• [THE TASK] Every entry below should be transcribed exactly; pictures stay out of the copy.

-- START DATA ENTRIES --

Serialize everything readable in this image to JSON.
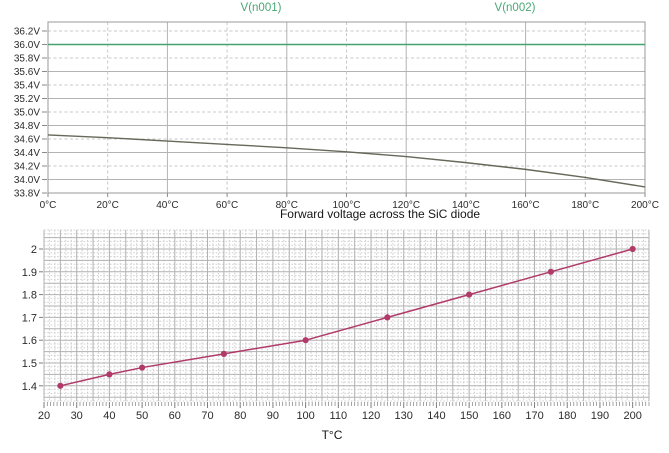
{
  "figure": {
    "background": "#ffffff"
  },
  "chart_data": [
    {
      "type": "line",
      "title": "",
      "legend_position": "top",
      "legend": [
        {
          "label": "V(n001)",
          "color": "#4aa775"
        },
        {
          "label": "V(n002)",
          "color": "#4aa775"
        }
      ],
      "xlabel": "",
      "ylabel": "",
      "xlim": [
        0,
        200
      ],
      "ylim": [
        33.8,
        36.33
      ],
      "grid": "dashed every 0.2V / 20C, solid every 0.4V / 40C, boxed border",
      "x_ticks": [
        0,
        20,
        40,
        60,
        80,
        100,
        120,
        140,
        160,
        180,
        200
      ],
      "x_tick_labels": [
        "0°C",
        "20°C",
        "40°C",
        "60°C",
        "80°C",
        "100°C",
        "120°C",
        "140°C",
        "160°C",
        "180°C",
        "200°C"
      ],
      "y_ticks": [
        33.8,
        34.0,
        34.2,
        34.4,
        34.6,
        34.8,
        35.0,
        35.2,
        35.4,
        35.6,
        35.8,
        36.0,
        36.2
      ],
      "y_tick_labels": [
        "33.8V",
        "34.0V",
        "34.2V",
        "34.4V",
        "34.6V",
        "34.8V",
        "35.0V",
        "35.2V",
        "35.4V",
        "35.6V",
        "35.8V",
        "36.0V",
        "36.2V"
      ],
      "series": [
        {
          "name": "V(n001)",
          "color": "#46a173",
          "x": [
            0,
            200
          ],
          "y": [
            36.0,
            36.0
          ]
        },
        {
          "name": "V(n002)",
          "color": "#67675a",
          "x": [
            0,
            20,
            40,
            60,
            80,
            100,
            120,
            140,
            160,
            180,
            200
          ],
          "y": [
            34.66,
            34.62,
            34.57,
            34.52,
            34.47,
            34.41,
            34.34,
            34.25,
            34.15,
            34.03,
            33.89
          ]
        }
      ]
    },
    {
      "type": "line",
      "title": "Forward voltage across the SiC diode",
      "xlabel": "T°C",
      "ylabel": "",
      "xlim": [
        20,
        205
      ],
      "ylim": [
        1.33,
        2.08
      ],
      "grid": "graph-paper: solid major every 5C / 0.05V, dashed minor at thirds",
      "x_ticks": [
        20,
        30,
        40,
        50,
        60,
        70,
        80,
        90,
        100,
        110,
        120,
        130,
        140,
        150,
        160,
        170,
        180,
        190,
        200
      ],
      "x_tick_labels": [
        "20",
        "30",
        "40",
        "50",
        "60",
        "70",
        "80",
        "90",
        "100",
        "110",
        "120",
        "130",
        "140",
        "150",
        "160",
        "170",
        "180",
        "190",
        "200"
      ],
      "y_ticks": [
        1.4,
        1.5,
        1.6,
        1.7,
        1.8,
        1.9,
        2.0
      ],
      "y_tick_labels": [
        "1.4",
        "1.5",
        "1.6",
        "1.7",
        "1.8",
        "1.9",
        "2"
      ],
      "series": [
        {
          "name": "Forward voltage",
          "color": "#b13a68",
          "marker": "circle",
          "x": [
            25,
            40,
            50,
            75,
            100,
            125,
            150,
            175,
            200
          ],
          "y": [
            1.4,
            1.45,
            1.48,
            1.54,
            1.6,
            1.7,
            1.8,
            1.9,
            2.0
          ]
        }
      ]
    }
  ]
}
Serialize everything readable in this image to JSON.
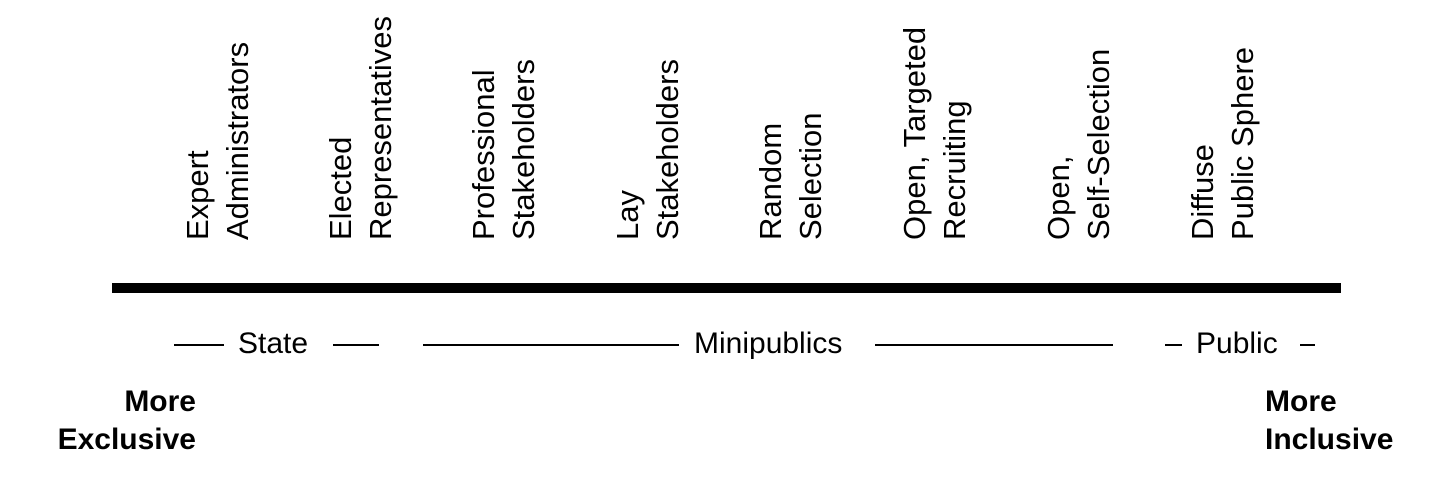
{
  "categories": [
    {
      "line1": "Expert",
      "line2": "Administrators"
    },
    {
      "line1": "Elected",
      "line2": "Representatives"
    },
    {
      "line1": "Professional",
      "line2": "Stakeholders"
    },
    {
      "line1": "Lay",
      "line2": "Stakeholders"
    },
    {
      "line1": "Random",
      "line2": "Selection"
    },
    {
      "line1": "Open, Targeted",
      "line2": "Recruiting"
    },
    {
      "line1": "Open,",
      "line2": "Self-Selection"
    },
    {
      "line1": "Diffuse",
      "line2": "Public Sphere"
    }
  ],
  "groups": [
    {
      "label": "State"
    },
    {
      "label": "Minipublics"
    },
    {
      "label": "Public"
    }
  ],
  "ends": {
    "left": {
      "line1": "More",
      "line2": "Exclusive"
    },
    "right": {
      "line1": "More",
      "line2": "Inclusive"
    }
  }
}
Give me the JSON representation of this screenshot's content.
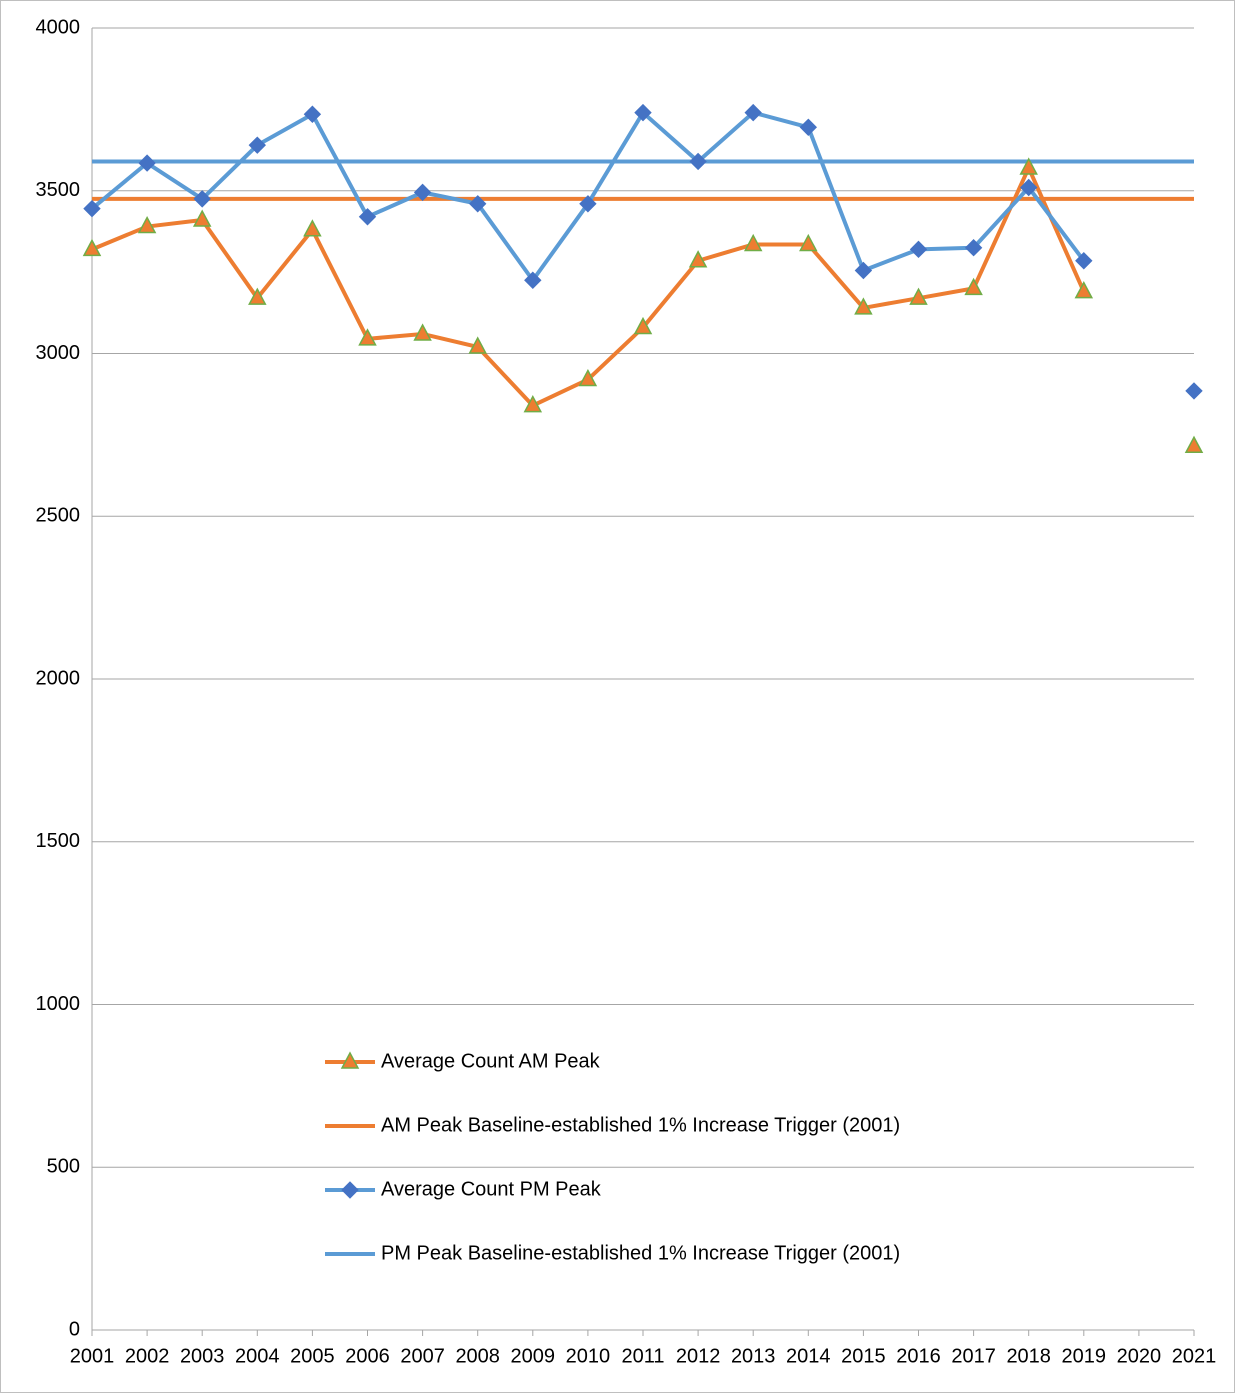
{
  "chart_data": {
    "type": "line",
    "categories": [
      "2001",
      "2002",
      "2003",
      "2004",
      "2005",
      "2006",
      "2007",
      "2008",
      "2009",
      "2010",
      "2011",
      "2012",
      "2013",
      "2014",
      "2015",
      "2016",
      "2017",
      "2018",
      "2019",
      "2020",
      "2021"
    ],
    "series": [
      {
        "name": "Average Count AM Peak",
        "color": "#ed7d31",
        "marker": "triangle",
        "marker_color": "#ed7d31",
        "marker_edge": "#70ad47",
        "values": [
          3320,
          3390,
          3410,
          3170,
          3380,
          3045,
          3060,
          3020,
          2840,
          2920,
          3080,
          3285,
          3335,
          3335,
          3140,
          3170,
          3200,
          3570,
          3190,
          null,
          2715
        ]
      },
      {
        "name": "AM Peak Baseline-established 1% Increase Trigger (2001)",
        "color": "#ed7d31",
        "marker": null,
        "values": [
          3475,
          3475,
          3475,
          3475,
          3475,
          3475,
          3475,
          3475,
          3475,
          3475,
          3475,
          3475,
          3475,
          3475,
          3475,
          3475,
          3475,
          3475,
          3475,
          3475,
          3475
        ]
      },
      {
        "name": "Average Count PM Peak",
        "color": "#5b9bd5",
        "marker": "diamond",
        "marker_color": "#4472c4",
        "marker_edge": "#4472c4",
        "values": [
          3445,
          3585,
          3475,
          3640,
          3735,
          3420,
          3495,
          3460,
          3225,
          3460,
          3740,
          3590,
          3740,
          3695,
          3255,
          3320,
          3325,
          3510,
          3285,
          null,
          2885
        ]
      },
      {
        "name": "PM Peak Baseline-established 1% Increase Trigger (2001)",
        "color": "#5b9bd5",
        "marker": null,
        "values": [
          3590,
          3590,
          3590,
          3590,
          3590,
          3590,
          3590,
          3590,
          3590,
          3590,
          3590,
          3590,
          3590,
          3590,
          3590,
          3590,
          3590,
          3590,
          3590,
          3590,
          3590
        ]
      }
    ],
    "ylim": [
      0,
      4000
    ],
    "yticks": [
      0,
      500,
      1000,
      1500,
      2000,
      2500,
      3000,
      3500,
      4000
    ],
    "grid": true,
    "legend": "lower center"
  }
}
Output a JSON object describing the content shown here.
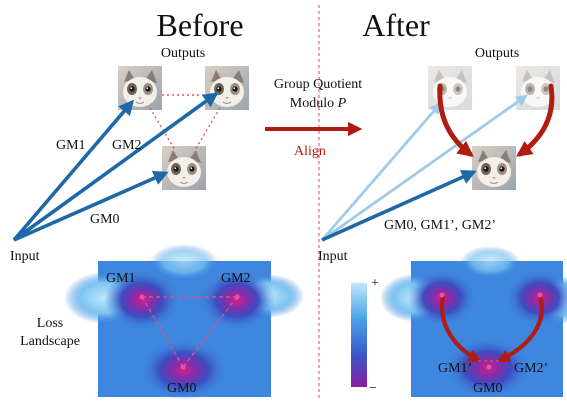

-- END DATA ENTRIES --

• [SOLVED PROBLEM]
Serialize everything readable in this image to JSON.
{
  "figure": {
    "background": "#ffffff"
  },
  "chart_data": [
    {
      "type": "line",
      "title": "",
      "legend_position": "top",
      "legend": [
        {
          "label": "V(n001)",
          "color": "#4aa775"
        },
        {
          "label": "V(n002)",
          "color": "#4aa775"
        }
      ],
      "xlabel": "",
      "ylabel": "",
      "xlim": [
        0,
        200
      ],
      "ylim": [
        33.8,
        36.33
      ],
      "grid": "dashed every 0.2V / 20C, solid every 0.4V / 40C, boxed border",
      "x_ticks": [
        0,
        20,
        40,
        60,
        80,
        100,
        120,
        140,
        160,
        180,
        200
      ],
      "x_tick_labels": [
        "0°C",
        "20°C",
        "40°C",
        "60°C",
        "80°C",
        "100°C",
        "120°C",
        "140°C",
        "160°C",
        "180°C",
        "200°C"
      ],
      "y_ticks": [
        33.8,
        34.0,
        34.2,
        34.4,
        34.6,
        34.8,
        35.0,
        35.2,
        35.4,
        35.6,
        35.8,
        36.0,
        36.2
      ],
      "y_tick_labels": [
        "33.8V",
        "34.0V",
        "34.2V",
        "34.4V",
        "34.6V",
        "34.8V",
        "35.0V",
        "35.2V",
        "35.4V",
        "35.6V",
        "35.8V",
        "36.0V",
        "36.2V"
      ],
      "series": [
        {
          "name": "V(n001)",
          "color": "#46a173",
          "x": [
            0,
            200
          ],
          "y": [
            36.0,
            36.0
          ]
        },
        {
          "name": "V(n002)",
          "color": "#67675a",
          "x": [
            0,
            20,
            40,
            60,
            80,
            100,
            120,
            140,
            160,
            180,
            200
          ],
          "y": [
            34.66,
            34.62,
            34.57,
            34.52,
            34.47,
            34.41,
            34.34,
            34.25,
            34.15,
            34.03,
            33.89
          ]
        }
      ]
    },
    {
      "type": "line",
      "title": "Forward voltage across the SiC diode",
      "xlabel": "T°C",
      "ylabel": "",
      "xlim": [
        20,
        205
      ],
      "ylim": [
        1.33,
        2.08
      ],
      "grid": "graph-paper: solid major every 5C / 0.05V, dashed minor at thirds",
      "x_ticks": [
        20,
        30,
        40,
        50,
        60,
        70,
        80,
        90,
        100,
        110,
        120,
        130,
        140,
        150,
        160,
        170,
        180,
        190,
        200
      ],
      "x_tick_labels": [
        "20",
        "30",
        "40",
        "50",
        "60",
        "70",
        "80",
        "90",
        "100",
        "110",
        "120",
        "130",
        "140",
        "150",
        "160",
        "170",
        "180",
        "190",
        "200"
      ],
      "y_ticks": [
        1.4,
        1.5,
        1.6,
        1.7,
        1.8,
        1.9,
        2.0
      ],
      "y_tick_labels": [
        "1.4",
        "1.5",
        "1.6",
        "1.7",
        "1.8",
        "1.9",
        "2"
      ],
      "series": [
        {
          "name": "Forward voltage",
          "color": "#b13a68",
          "marker": "circle",
          "x": [
            25,
            40,
            50,
            75,
            100,
            125,
            150,
            175,
            200
          ],
          "y": [
            1.4,
            1.45,
            1.48,
            1.54,
            1.6,
            1.7,
            1.8,
            1.9,
            2.0
          ]
        }
      ]
    }
  ]
}
Serialize everything readable in this image to JSON.
{
  "categories": [
    {
      "line1": "Expert",
      "line2": "Administrators"
    },
    {
      "line1": "Elected",
      "line2": "Representatives"
    },
    {
      "line1": "Professional",
      "line2": "Stakeholders"
    },
    {
      "line1": "Lay",
      "line2": "Stakeholders"
    },
    {
      "line1": "Random",
      "line2": "Selection"
    },
    {
      "line1": "Open, Targeted",
      "line2": "Recruiting"
    },
    {
      "line1": "Open,",
      "line2": "Self-Selection"
    },
    {
      "line1": "Diffuse",
      "line2": "Public Sphere"
    }
  ],
  "groups": [
    {
      "label": "State"
    },
    {
      "label": "Minipublics"
    },
    {
      "label": "Public"
    }
  ],
  "ends": {
    "left": {
      "line1": "More",
      "line2": "Exclusive"
    },
    "right": {
      "line1": "More",
      "line2": "Inclusive"
    }
  }
}
Give me the JSON representation of this screenshot's content.
{
  "chart_data": {
    "type": "line",
    "categories": [
      "2001",
      "2002",
      "2003",
      "2004",
      "2005",
      "2006",
      "2007",
      "2008",
      "2009",
      "2010",
      "2011",
      "2012",
      "2013",
      "2014",
      "2015",
      "2016",
      "2017",
      "2018",
      "2019",
      "2020",
      "2021"
    ],
    "series": [
      {
        "name": "Average Count AM Peak",
        "color": "#ed7d31",
        "marker": "triangle",
        "marker_color": "#ed7d31",
        "marker_edge": "#70ad47",
        "values": [
          3320,
          3390,
          3410,
          3170,
          3380,
          3045,
          3060,
          3020,
          2840,
          2920,
          3080,
          3285,
          3335,
          3335,
          3140,
          3170,
          3200,
          3570,
          3190,
          null,
          2715
        ]
      },
      {
        "name": "AM Peak Baseline-established 1% Increase Trigger (2001)",
        "color": "#ed7d31",
        "marker": null,
        "values": [
          3475,
          3475,
          3475,
          3475,
          3475,
          3475,
          3475,
          3475,
          3475,
          3475,
          3475,
          3475,
          3475,
          3475,
          3475,
          3475,
          3475,
          3475,
          3475,
          3475,
          3475
        ]
      },
      {
        "name": "Average Count PM Peak",
        "color": "#5b9bd5",
        "marker": "diamond",
        "marker_color": "#4472c4",
        "marker_edge": "#4472c4",
        "values": [
          3445,
          3585,
          3475,
          3640,
          3735,
          3420,
          3495,
          3460,
          3225,
          3460,
          3740,
          3590,
          3740,
          3695,
          3255,
          3320,
          3325,
          3510,
          3285,
          null,
          2885
        ]
      },
      {
        "name": "PM Peak Baseline-established 1% Increase Trigger (2001)",
        "color": "#5b9bd5",
        "marker": null,
        "values": [
          3590,
          3590,
          3590,
          3590,
          3590,
          3590,
          3590,
          3590,
          3590,
          3590,
          3590,
          3590,
          3590,
          3590,
          3590,
          3590,
          3590,
          3590,
          3590,
          3590,
          3590
        ]
      }
    ],
    "ylim": [
      0,
      4000
    ],
    "yticks": [
      0,
      500,
      1000,
      1500,
      2000,
      2500,
      3000,
      3500,
      4000
    ],
    "grid": true,
    "legend": "lower center"
  }
}
Output a JSON object describing the content shown here.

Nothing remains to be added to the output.